[Dataset excerpts]
** Begin **
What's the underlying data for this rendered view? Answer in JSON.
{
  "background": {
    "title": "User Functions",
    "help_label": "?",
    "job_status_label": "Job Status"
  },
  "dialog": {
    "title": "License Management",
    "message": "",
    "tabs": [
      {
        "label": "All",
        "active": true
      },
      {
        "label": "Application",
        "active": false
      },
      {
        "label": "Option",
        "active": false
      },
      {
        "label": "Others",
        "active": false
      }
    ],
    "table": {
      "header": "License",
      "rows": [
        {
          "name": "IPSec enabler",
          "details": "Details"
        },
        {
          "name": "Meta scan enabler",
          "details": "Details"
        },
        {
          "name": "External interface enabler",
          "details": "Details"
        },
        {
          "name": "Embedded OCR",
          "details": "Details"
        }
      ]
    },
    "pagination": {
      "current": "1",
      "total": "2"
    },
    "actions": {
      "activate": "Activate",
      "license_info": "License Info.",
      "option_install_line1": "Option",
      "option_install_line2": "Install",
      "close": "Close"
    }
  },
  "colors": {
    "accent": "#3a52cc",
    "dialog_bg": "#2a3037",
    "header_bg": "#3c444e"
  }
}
** End **
- **GIVEN TASK**
Give the data again, exactly as it stands.

- **OUTPUT OF THE TASK**
What's the underlying data for this rendered view? Answer in JSON.
{
  "background": {
    "title": "User Functions",
    "help_label": "?",
    "job_status_label": "Job Status"
  },
  "dialog": {
    "title": "License Management",
    "message": "",
    "tabs": [
      {
        "label": "All",
        "active": true
      },
      {
        "label": "Application",
        "active": false
      },
      {
        "label": "Option",
        "active": false
      },
      {
        "label": "Others",
        "active": false
      }
    ],
    "table": {
      "header": "License",
      "rows": [
        {
          "name": "IPSec enabler",
          "details": "Details"
        },
        {
          "name": "Meta scan enabler",
          "details": "Details"
        },
        {
          "name": "External interface enabler",
          "details": "Details"
        },
        {
          "name": "Embedded OCR",
          "details": "Details"
        }
      ]
    },
    "pagination": {
      "current": "1",
      "total": "2"
    },
    "actions": {
      "activate": "Activate",
      "license_info": "License Info.",
      "option_install_line1": "Option",
      "option_install_line2": "Install",
      "close": "Close"
    }
  },
  "colors": {
    "accent": "#3a52cc",
    "dialog_bg": "#2a3037",
    "header_bg": "#3c444e"
  }
}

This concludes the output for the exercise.